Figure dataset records

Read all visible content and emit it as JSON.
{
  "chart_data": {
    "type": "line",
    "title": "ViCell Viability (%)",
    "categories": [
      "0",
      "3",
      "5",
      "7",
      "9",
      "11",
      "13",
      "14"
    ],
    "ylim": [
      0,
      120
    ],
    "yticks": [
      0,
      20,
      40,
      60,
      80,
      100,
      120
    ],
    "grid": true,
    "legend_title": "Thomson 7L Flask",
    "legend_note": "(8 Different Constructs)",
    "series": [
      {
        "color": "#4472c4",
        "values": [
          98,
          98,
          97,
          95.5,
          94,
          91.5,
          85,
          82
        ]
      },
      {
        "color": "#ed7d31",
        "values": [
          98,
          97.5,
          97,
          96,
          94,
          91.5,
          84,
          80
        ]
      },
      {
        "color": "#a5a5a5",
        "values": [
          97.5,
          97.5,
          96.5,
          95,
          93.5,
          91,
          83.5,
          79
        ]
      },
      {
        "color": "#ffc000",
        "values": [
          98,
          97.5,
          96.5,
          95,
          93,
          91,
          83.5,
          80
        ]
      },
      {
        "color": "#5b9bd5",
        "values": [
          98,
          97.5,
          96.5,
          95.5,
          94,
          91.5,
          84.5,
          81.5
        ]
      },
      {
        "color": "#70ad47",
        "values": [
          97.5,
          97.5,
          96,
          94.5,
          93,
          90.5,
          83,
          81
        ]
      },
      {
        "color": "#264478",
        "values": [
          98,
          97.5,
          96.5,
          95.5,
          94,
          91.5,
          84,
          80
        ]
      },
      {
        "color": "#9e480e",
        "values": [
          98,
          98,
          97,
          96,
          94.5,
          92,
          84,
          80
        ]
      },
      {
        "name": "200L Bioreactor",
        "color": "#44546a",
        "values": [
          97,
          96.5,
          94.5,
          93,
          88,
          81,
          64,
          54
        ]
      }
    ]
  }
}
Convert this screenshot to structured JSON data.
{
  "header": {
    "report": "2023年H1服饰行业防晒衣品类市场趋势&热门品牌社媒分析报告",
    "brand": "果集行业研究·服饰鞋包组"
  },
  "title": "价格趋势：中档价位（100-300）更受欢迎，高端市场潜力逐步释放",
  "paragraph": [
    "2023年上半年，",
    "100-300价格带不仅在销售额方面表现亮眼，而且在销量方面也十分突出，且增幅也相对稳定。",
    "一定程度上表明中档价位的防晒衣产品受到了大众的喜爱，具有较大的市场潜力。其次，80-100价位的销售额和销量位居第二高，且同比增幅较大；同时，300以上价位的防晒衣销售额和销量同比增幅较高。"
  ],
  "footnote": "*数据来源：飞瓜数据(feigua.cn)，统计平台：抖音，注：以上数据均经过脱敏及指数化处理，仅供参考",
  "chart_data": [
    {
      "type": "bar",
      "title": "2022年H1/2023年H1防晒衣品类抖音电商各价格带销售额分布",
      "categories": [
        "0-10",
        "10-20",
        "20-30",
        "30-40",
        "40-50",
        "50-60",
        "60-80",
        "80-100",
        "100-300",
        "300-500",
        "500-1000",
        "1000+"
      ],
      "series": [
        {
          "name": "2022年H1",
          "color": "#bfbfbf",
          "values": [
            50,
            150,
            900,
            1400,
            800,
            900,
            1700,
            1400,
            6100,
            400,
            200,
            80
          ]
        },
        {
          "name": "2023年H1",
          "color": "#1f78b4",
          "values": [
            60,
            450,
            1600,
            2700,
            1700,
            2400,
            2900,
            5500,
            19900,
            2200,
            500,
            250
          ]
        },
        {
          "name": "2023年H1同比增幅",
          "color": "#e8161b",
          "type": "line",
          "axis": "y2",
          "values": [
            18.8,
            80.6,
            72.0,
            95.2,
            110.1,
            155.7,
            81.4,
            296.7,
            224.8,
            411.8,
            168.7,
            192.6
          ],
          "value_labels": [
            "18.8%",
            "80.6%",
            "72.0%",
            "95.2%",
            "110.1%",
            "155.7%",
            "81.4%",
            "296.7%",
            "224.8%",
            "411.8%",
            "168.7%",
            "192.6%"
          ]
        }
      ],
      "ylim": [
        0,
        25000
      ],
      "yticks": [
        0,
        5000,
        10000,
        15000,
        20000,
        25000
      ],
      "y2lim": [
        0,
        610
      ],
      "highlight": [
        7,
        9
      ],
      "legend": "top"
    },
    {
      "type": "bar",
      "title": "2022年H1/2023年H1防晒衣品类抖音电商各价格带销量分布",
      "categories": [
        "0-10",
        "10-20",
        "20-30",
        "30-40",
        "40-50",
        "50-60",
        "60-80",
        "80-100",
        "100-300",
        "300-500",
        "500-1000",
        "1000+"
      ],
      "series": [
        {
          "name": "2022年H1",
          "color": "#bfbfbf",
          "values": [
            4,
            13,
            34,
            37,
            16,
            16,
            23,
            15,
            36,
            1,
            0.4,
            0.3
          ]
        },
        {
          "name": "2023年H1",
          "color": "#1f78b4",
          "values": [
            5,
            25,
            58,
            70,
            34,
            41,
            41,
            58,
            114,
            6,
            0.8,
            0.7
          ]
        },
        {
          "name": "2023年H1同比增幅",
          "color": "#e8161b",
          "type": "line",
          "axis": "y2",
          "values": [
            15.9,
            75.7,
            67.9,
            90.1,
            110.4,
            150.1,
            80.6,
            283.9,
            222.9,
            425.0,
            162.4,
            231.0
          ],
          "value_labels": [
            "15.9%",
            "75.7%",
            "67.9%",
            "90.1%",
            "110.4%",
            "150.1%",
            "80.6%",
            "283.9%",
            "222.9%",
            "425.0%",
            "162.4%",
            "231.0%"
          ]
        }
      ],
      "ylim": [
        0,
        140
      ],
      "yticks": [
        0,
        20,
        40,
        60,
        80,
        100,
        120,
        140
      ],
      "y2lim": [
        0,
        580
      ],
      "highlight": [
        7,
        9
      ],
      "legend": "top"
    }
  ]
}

● **DIRECTION**
Set down all of the data above, word for word.

● **WRITTEN REPLY**
Read all visible content and emit it as JSON.
{
  "chart_data": {
    "type": "line",
    "title": "ViCell Viability (%)",
    "categories": [
      "0",
      "3",
      "5",
      "7",
      "9",
      "11",
      "13",
      "14"
    ],
    "ylim": [
      0,
      120
    ],
    "yticks": [
      0,
      20,
      40,
      60,
      80,
      100,
      120
    ],
    "grid": true,
    "legend_title": "Thomson 7L Flask",
    "legend_note": "(8 Different Constructs)",
    "series": [
      {
        "color": "#4472c4",
        "values": [
          98,
          98,
          97,
          95.5,
          94,
          91.5,
          85,
          82
        ]
      },
      {
        "color": "#ed7d31",
        "values": [
          98,
          97.5,
          97,
          96,
          94,
          91.5,
          84,
          80
        ]
      },
      {
        "color": "#a5a5a5",
        "values": [
          97.5,
          97.5,
          96.5,
          95,
          93.5,
          91,
          83.5,
          79
        ]
      },
      {
        "color": "#ffc000",
        "values": [
          98,
          97.5,
          96.5,
          95,
          93,
          91,
          83.5,
          80
        ]
      },
      {
        "color": "#5b9bd5",
        "values": [
          98,
          97.5,
          96.5,
          95.5,
          94,
          91.5,
          84.5,
          81.5
        ]
      },
      {
        "color": "#70ad47",
        "values": [
          97.5,
          97.5,
          96,
          94.5,
          93,
          90.5,
          83,
          81
        ]
      },
      {
        "color": "#264478",
        "values": [
          98,
          97.5,
          96.5,
          95.5,
          94,
          91.5,
          84,
          80
        ]
      },
      {
        "color": "#9e480e",
        "values": [
          98,
          98,
          97,
          96,
          94.5,
          92,
          84,
          80
        ]
      },
      {
        "name": "200L Bioreactor",
        "color": "#44546a",
        "values": [
          97,
          96.5,
          94.5,
          93,
          88,
          81,
          64,
          54
        ]
      }
    ]
  }
}
Convert this screenshot to structured JSON data.
{
  "header": {
    "report": "2023年H1服饰行业防晒衣品类市场趋势&热门品牌社媒分析报告",
    "brand": "果集行业研究·服饰鞋包组"
  },
  "title": "价格趋势：中档价位（100-300）更受欢迎，高端市场潜力逐步释放",
  "paragraph": [
    "2023年上半年，",
    "100-300价格带不仅在销售额方面表现亮眼，而且在销量方面也十分突出，且增幅也相对稳定。",
    "一定程度上表明中档价位的防晒衣产品受到了大众的喜爱，具有较大的市场潜力。其次，80-100价位的销售额和销量位居第二高，且同比增幅较大；同时，300以上价位的防晒衣销售额和销量同比增幅较高。"
  ],
  "footnote": "*数据来源：飞瓜数据(feigua.cn)，统计平台：抖音，注：以上数据均经过脱敏及指数化处理，仅供参考",
  "chart_data": [
    {
      "type": "bar",
      "title": "2022年H1/2023年H1防晒衣品类抖音电商各价格带销售额分布",
      "categories": [
        "0-10",
        "10-20",
        "20-30",
        "30-40",
        "40-50",
        "50-60",
        "60-80",
        "80-100",
        "100-300",
        "300-500",
        "500-1000",
        "1000+"
      ],
      "series": [
        {
          "name": "2022年H1",
          "color": "#bfbfbf",
          "values": [
            50,
            150,
            900,
            1400,
            800,
            900,
            1700,
            1400,
            6100,
            400,
            200,
            80
          ]
        },
        {
          "name": "2023年H1",
          "color": "#1f78b4",
          "values": [
            60,
            450,
            1600,
            2700,
            1700,
            2400,
            2900,
            5500,
            19900,
            2200,
            500,
            250
          ]
        },
        {
          "name": "2023年H1同比增幅",
          "color": "#e8161b",
          "type": "line",
          "axis": "y2",
          "values": [
            18.8,
            80.6,
            72.0,
            95.2,
            110.1,
            155.7,
            81.4,
            296.7,
            224.8,
            411.8,
            168.7,
            192.6
          ],
          "value_labels": [
            "18.8%",
            "80.6%",
            "72.0%",
            "95.2%",
            "110.1%",
            "155.7%",
            "81.4%",
            "296.7%",
            "224.8%",
            "411.8%",
            "168.7%",
            "192.6%"
          ]
        }
      ],
      "ylim": [
        0,
        25000
      ],
      "yticks": [
        0,
        5000,
        10000,
        15000,
        20000,
        25000
      ],
      "y2lim": [
        0,
        610
      ],
      "highlight": [
        7,
        9
      ],
      "legend": "top"
    },
    {
      "type": "bar",
      "title": "2022年H1/2023年H1防晒衣品类抖音电商各价格带销量分布",
      "categories": [
        "0-10",
        "10-20",
        "20-30",
        "30-40",
        "40-50",
        "50-60",
        "60-80",
        "80-100",
        "100-300",
        "300-500",
        "500-1000",
        "1000+"
      ],
      "series": [
        {
          "name": "2022年H1",
          "color": "#bfbfbf",
          "values": [
            4,
            13,
            34,
            37,
            16,
            16,
            23,
            15,
            36,
            1,
            0.4,
            0.3
          ]
        },
        {
          "name": "2023年H1",
          "color": "#1f78b4",
          "values": [
            5,
            25,
            58,
            70,
            34,
            41,
            41,
            58,
            114,
            6,
            0.8,
            0.7
          ]
        },
        {
          "name": "2023年H1同比增幅",
          "color": "#e8161b",
          "type": "line",
          "axis": "y2",
          "values": [
            15.9,
            75.7,
            67.9,
            90.1,
            110.4,
            150.1,
            80.6,
            283.9,
            222.9,
            425.0,
            162.4,
            231.0
          ],
          "value_labels": [
            "15.9%",
            "75.7%",
            "67.9%",
            "90.1%",
            "110.4%",
            "150.1%",
            "80.6%",
            "283.9%",
            "222.9%",
            "425.0%",
            "162.4%",
            "231.0%"
          ]
        }
      ],
      "ylim": [
        0,
        140
      ],
      "yticks": [
        0,
        20,
        40,
        60,
        80,
        100,
        120,
        140
      ],
      "y2lim": [
        0,
        580
      ],
      "highlight": [
        7,
        9
      ],
      "legend": "top"
    }
  ]
}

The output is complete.